__What is required__: Write out word for word each line from the one containing "Give me the" through the close of the listing, including both ends. Pictures do not belong in the copy.

=== Dataset entries ===

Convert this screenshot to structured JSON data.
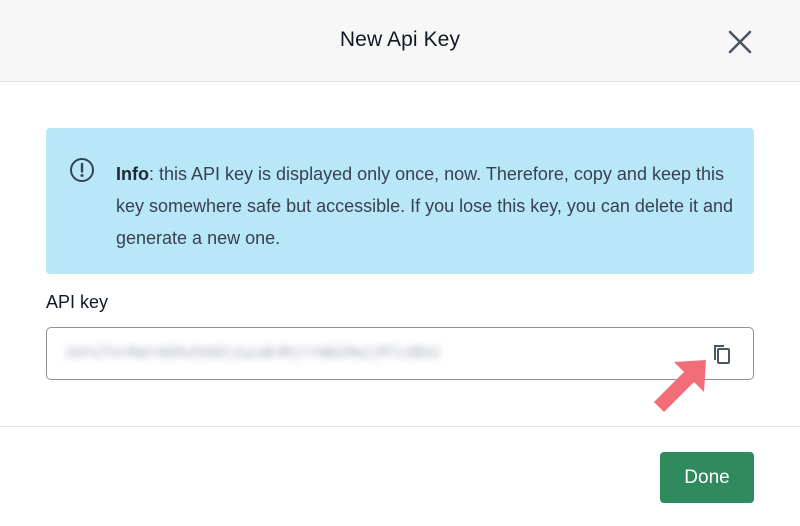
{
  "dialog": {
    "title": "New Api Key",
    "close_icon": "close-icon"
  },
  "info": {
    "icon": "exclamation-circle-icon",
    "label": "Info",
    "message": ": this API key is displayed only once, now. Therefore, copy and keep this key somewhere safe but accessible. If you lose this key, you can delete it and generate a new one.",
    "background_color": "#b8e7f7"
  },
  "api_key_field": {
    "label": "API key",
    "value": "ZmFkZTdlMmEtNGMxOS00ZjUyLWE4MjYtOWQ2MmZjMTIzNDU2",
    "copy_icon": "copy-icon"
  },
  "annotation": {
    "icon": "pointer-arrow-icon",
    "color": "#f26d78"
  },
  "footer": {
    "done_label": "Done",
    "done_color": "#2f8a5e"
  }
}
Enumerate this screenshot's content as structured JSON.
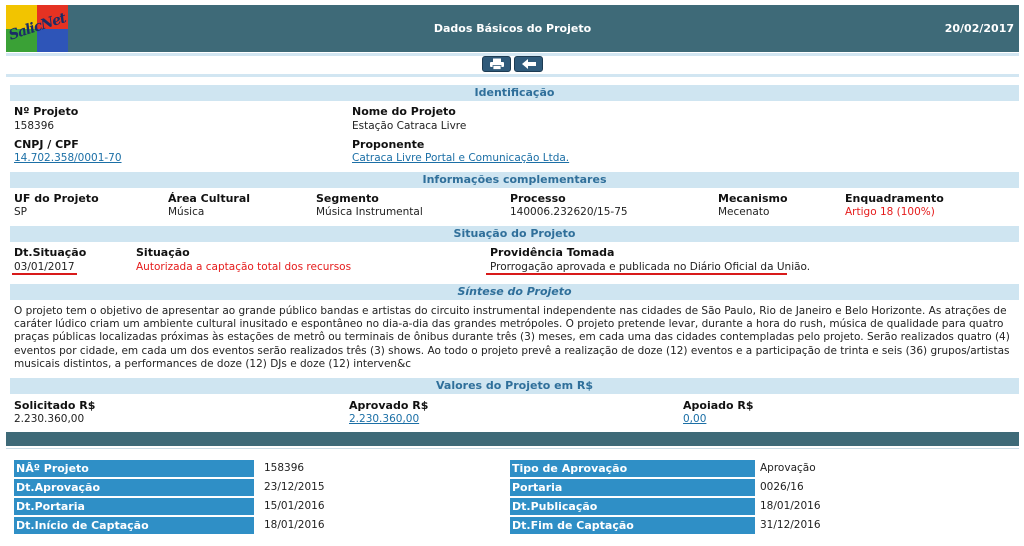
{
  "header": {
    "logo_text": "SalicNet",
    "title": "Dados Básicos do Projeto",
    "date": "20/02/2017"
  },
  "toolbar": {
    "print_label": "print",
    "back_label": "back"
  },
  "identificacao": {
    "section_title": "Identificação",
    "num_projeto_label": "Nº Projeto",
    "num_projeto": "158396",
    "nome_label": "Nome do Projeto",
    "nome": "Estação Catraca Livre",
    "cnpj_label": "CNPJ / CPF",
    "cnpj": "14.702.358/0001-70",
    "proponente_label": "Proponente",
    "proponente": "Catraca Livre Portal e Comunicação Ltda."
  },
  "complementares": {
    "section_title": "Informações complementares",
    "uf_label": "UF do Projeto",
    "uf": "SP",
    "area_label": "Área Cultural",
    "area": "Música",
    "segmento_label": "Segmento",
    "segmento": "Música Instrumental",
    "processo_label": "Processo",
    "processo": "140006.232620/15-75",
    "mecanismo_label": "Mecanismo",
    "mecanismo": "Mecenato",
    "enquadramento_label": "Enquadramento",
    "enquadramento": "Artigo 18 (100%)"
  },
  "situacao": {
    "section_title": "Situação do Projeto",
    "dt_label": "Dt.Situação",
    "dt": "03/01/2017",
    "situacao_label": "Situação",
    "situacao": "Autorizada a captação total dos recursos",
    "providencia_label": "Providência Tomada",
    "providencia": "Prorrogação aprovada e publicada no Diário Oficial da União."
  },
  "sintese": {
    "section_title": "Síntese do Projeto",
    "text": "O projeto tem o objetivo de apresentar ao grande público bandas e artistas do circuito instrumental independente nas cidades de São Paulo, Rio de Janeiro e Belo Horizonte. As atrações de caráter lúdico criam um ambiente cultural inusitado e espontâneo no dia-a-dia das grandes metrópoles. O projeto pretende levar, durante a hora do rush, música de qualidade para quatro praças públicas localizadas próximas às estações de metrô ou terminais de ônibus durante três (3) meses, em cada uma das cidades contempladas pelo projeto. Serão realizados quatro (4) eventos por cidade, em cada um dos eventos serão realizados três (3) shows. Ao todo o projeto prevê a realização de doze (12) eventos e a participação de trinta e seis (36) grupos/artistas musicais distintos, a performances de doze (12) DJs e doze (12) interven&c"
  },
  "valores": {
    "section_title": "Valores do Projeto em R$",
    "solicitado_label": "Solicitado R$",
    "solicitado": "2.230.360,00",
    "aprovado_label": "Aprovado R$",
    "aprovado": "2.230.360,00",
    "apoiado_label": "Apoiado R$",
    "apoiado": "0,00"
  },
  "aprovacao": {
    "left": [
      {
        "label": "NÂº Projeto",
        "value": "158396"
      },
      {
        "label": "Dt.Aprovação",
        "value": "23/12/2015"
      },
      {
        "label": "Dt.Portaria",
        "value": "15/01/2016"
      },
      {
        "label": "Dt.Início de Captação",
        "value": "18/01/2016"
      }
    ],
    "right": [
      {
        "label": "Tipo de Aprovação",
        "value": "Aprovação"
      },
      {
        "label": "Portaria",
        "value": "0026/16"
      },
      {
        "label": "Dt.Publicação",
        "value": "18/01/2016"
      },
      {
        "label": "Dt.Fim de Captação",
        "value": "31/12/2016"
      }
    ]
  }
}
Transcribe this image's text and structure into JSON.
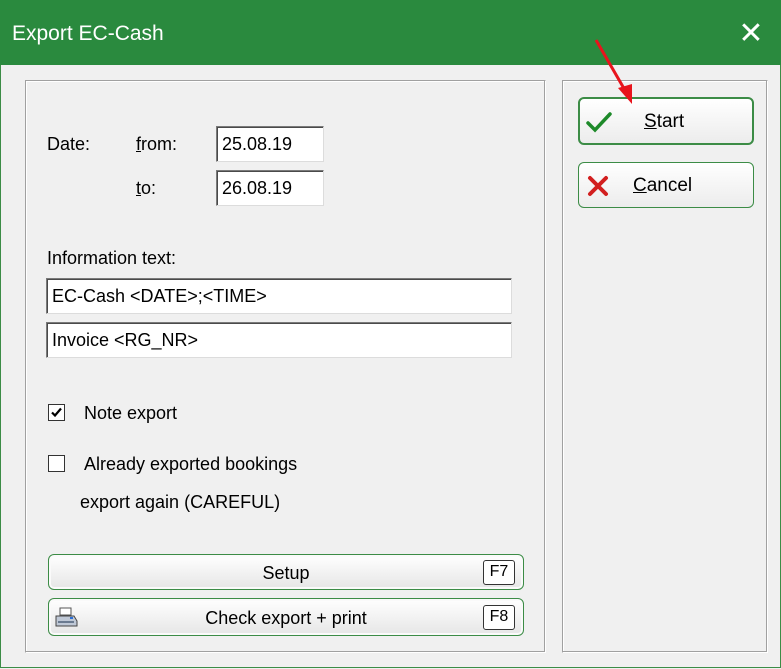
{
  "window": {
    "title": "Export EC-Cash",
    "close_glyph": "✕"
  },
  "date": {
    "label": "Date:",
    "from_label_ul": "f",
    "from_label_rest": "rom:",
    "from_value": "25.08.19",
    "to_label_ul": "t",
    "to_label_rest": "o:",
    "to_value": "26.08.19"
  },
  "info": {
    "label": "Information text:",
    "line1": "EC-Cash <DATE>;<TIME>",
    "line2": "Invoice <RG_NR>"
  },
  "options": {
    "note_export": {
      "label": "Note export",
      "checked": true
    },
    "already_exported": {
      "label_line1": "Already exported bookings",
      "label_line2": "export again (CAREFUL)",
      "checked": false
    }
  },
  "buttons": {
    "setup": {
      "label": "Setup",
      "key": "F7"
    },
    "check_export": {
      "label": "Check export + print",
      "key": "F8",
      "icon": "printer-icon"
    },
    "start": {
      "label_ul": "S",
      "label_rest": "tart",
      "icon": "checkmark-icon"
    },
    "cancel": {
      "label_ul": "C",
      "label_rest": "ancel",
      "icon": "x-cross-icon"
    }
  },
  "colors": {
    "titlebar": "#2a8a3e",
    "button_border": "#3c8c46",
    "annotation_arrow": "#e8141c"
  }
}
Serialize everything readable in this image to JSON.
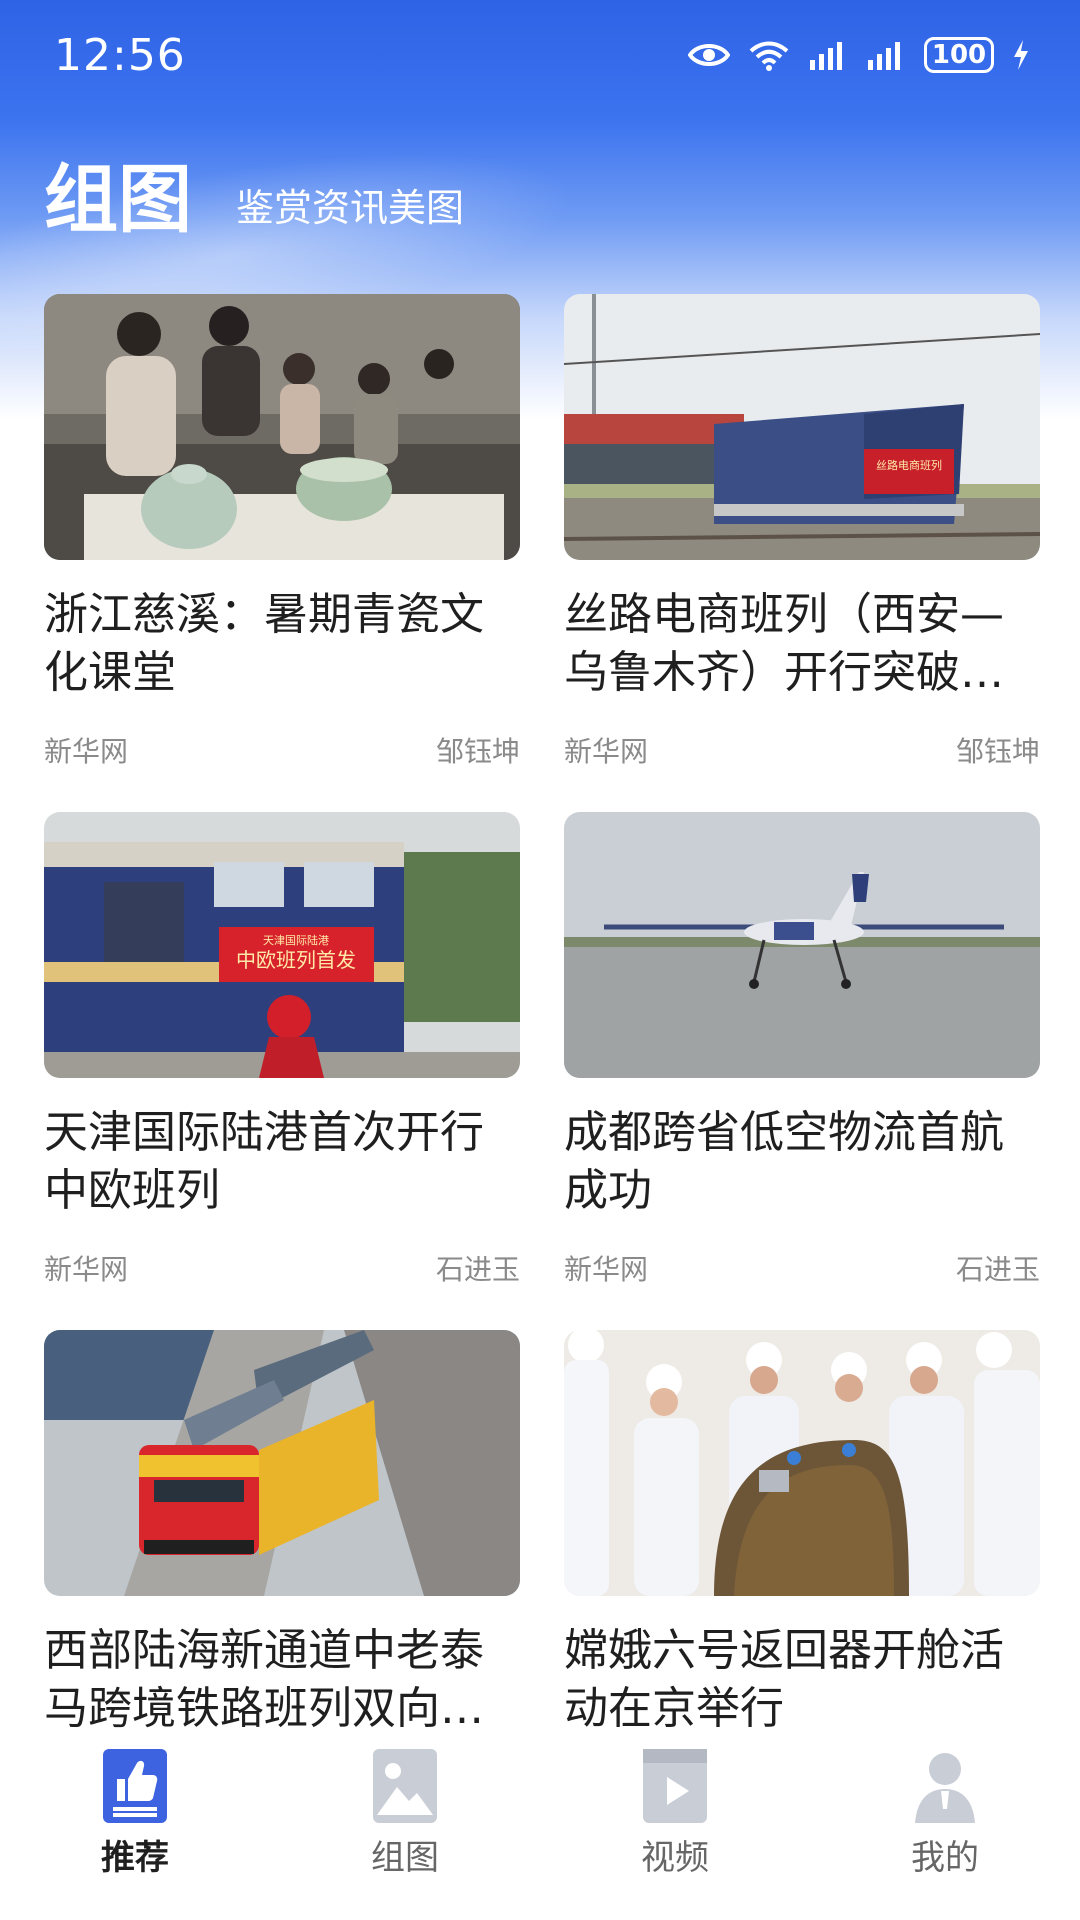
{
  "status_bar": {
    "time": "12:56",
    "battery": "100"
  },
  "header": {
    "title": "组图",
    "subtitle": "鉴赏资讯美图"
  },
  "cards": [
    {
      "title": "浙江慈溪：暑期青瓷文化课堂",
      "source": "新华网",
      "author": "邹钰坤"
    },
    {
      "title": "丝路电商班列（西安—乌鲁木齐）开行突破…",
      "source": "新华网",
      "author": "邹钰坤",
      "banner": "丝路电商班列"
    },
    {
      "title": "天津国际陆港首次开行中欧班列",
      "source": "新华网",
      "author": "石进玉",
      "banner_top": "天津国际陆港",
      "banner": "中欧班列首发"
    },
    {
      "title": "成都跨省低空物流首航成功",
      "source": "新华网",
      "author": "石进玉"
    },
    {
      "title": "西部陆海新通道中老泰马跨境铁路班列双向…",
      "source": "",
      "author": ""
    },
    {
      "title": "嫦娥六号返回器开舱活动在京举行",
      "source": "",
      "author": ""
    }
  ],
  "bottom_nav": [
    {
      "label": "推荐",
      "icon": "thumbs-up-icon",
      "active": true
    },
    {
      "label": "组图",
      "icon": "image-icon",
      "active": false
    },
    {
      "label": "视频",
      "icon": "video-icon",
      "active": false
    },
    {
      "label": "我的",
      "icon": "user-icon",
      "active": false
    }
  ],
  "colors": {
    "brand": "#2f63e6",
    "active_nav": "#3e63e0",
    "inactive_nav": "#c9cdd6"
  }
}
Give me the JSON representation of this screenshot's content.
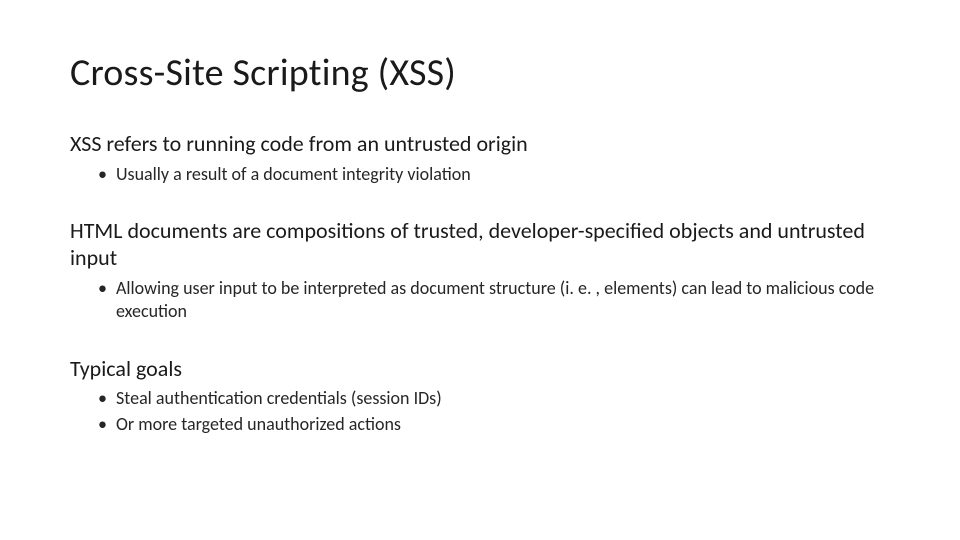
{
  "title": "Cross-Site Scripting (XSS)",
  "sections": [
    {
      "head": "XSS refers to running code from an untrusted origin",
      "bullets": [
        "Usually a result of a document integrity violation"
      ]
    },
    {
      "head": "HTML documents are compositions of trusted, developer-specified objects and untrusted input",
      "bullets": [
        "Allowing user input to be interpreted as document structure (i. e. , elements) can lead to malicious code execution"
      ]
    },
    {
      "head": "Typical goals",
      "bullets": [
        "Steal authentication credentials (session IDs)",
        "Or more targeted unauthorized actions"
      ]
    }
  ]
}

===

__Right answer__:
Give me the JSON representation of this screenshot's content.
{
  "title": "Cross-Site Scripting (XSS)",
  "sections": [
    {
      "head": "XSS refers to running code from an untrusted origin",
      "bullets": [
        "Usually a result of a document integrity violation"
      ]
    },
    {
      "head": "HTML documents are compositions of trusted, developer-specified objects and untrusted input",
      "bullets": [
        "Allowing user input to be interpreted as document structure (i. e. , elements) can lead to malicious code execution"
      ]
    },
    {
      "head": "Typical goals",
      "bullets": [
        "Steal authentication credentials (session IDs)",
        "Or more targeted unauthorized actions"
      ]
    }
  ]
}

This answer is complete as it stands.